Challenge
Return the entries verbatim and drop every picture.

Input records
## start

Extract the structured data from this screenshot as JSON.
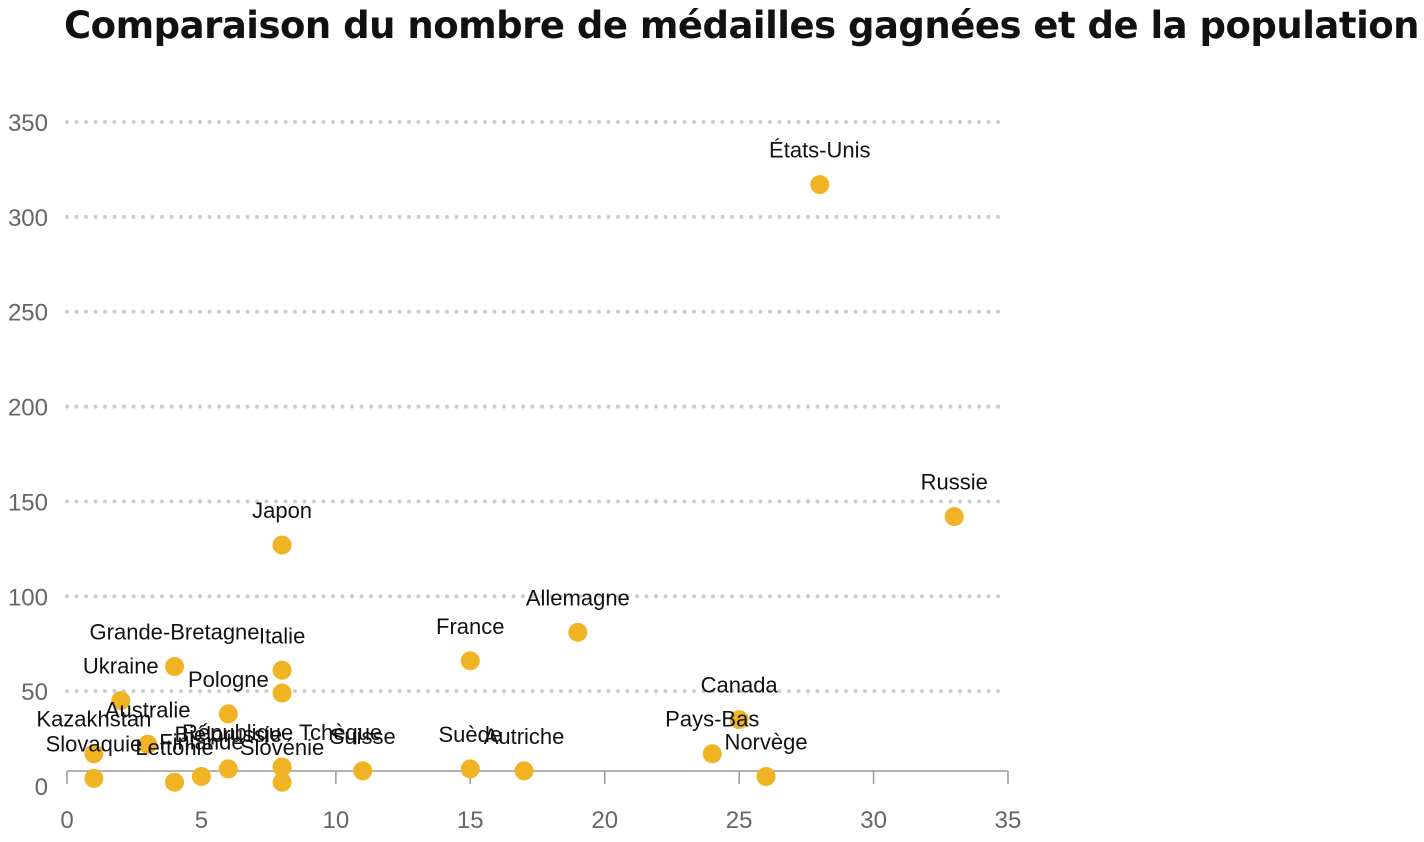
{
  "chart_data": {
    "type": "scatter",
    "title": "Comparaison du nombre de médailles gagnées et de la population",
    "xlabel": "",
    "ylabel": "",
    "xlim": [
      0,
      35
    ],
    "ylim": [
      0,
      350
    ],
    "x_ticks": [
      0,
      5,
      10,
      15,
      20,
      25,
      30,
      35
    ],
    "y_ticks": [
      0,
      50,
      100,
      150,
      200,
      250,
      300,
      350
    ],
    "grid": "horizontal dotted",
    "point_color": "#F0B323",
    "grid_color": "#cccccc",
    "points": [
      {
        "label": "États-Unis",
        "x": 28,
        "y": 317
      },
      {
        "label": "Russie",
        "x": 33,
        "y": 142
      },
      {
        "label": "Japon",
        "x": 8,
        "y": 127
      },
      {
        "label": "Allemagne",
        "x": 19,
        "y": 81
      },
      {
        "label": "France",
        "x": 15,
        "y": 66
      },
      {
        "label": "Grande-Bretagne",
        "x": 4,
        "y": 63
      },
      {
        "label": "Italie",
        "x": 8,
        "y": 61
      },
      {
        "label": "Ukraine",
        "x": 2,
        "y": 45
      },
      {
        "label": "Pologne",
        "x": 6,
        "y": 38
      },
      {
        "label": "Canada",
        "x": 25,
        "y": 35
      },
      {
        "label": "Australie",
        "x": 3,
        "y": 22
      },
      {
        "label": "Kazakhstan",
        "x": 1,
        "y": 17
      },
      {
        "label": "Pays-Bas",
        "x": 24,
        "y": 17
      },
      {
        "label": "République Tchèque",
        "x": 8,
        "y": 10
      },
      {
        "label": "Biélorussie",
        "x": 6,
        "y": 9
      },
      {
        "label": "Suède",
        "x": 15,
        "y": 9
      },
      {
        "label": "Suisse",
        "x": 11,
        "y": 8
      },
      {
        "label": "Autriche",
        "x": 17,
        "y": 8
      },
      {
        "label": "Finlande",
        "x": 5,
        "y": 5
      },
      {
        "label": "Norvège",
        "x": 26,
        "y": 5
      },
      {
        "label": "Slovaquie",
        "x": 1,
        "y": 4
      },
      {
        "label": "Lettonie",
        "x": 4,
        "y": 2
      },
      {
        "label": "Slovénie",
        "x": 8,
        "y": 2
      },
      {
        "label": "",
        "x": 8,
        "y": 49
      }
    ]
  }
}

## end

Solution to this problem
Extract the structured data from this screenshot as JSON.
{
  "chart_data": {
    "type": "scatter",
    "title": "Comparaison du nombre de médailles gagnées et de la population",
    "xlabel": "",
    "ylabel": "",
    "xlim": [
      0,
      35
    ],
    "ylim": [
      0,
      350
    ],
    "x_ticks": [
      0,
      5,
      10,
      15,
      20,
      25,
      30,
      35
    ],
    "y_ticks": [
      0,
      50,
      100,
      150,
      200,
      250,
      300,
      350
    ],
    "grid": "horizontal dotted",
    "point_color": "#F0B323",
    "grid_color": "#cccccc",
    "points": [
      {
        "label": "États-Unis",
        "x": 28,
        "y": 317
      },
      {
        "label": "Russie",
        "x": 33,
        "y": 142
      },
      {
        "label": "Japon",
        "x": 8,
        "y": 127
      },
      {
        "label": "Allemagne",
        "x": 19,
        "y": 81
      },
      {
        "label": "France",
        "x": 15,
        "y": 66
      },
      {
        "label": "Grande-Bretagne",
        "x": 4,
        "y": 63
      },
      {
        "label": "Italie",
        "x": 8,
        "y": 61
      },
      {
        "label": "Ukraine",
        "x": 2,
        "y": 45
      },
      {
        "label": "Pologne",
        "x": 6,
        "y": 38
      },
      {
        "label": "Canada",
        "x": 25,
        "y": 35
      },
      {
        "label": "Australie",
        "x": 3,
        "y": 22
      },
      {
        "label": "Kazakhstan",
        "x": 1,
        "y": 17
      },
      {
        "label": "Pays-Bas",
        "x": 24,
        "y": 17
      },
      {
        "label": "République Tchèque",
        "x": 8,
        "y": 10
      },
      {
        "label": "Biélorussie",
        "x": 6,
        "y": 9
      },
      {
        "label": "Suède",
        "x": 15,
        "y": 9
      },
      {
        "label": "Suisse",
        "x": 11,
        "y": 8
      },
      {
        "label": "Autriche",
        "x": 17,
        "y": 8
      },
      {
        "label": "Finlande",
        "x": 5,
        "y": 5
      },
      {
        "label": "Norvège",
        "x": 26,
        "y": 5
      },
      {
        "label": "Slovaquie",
        "x": 1,
        "y": 4
      },
      {
        "label": "Lettonie",
        "x": 4,
        "y": 2
      },
      {
        "label": "Slovénie",
        "x": 8,
        "y": 2
      },
      {
        "label": "",
        "x": 8,
        "y": 49
      }
    ]
  }
}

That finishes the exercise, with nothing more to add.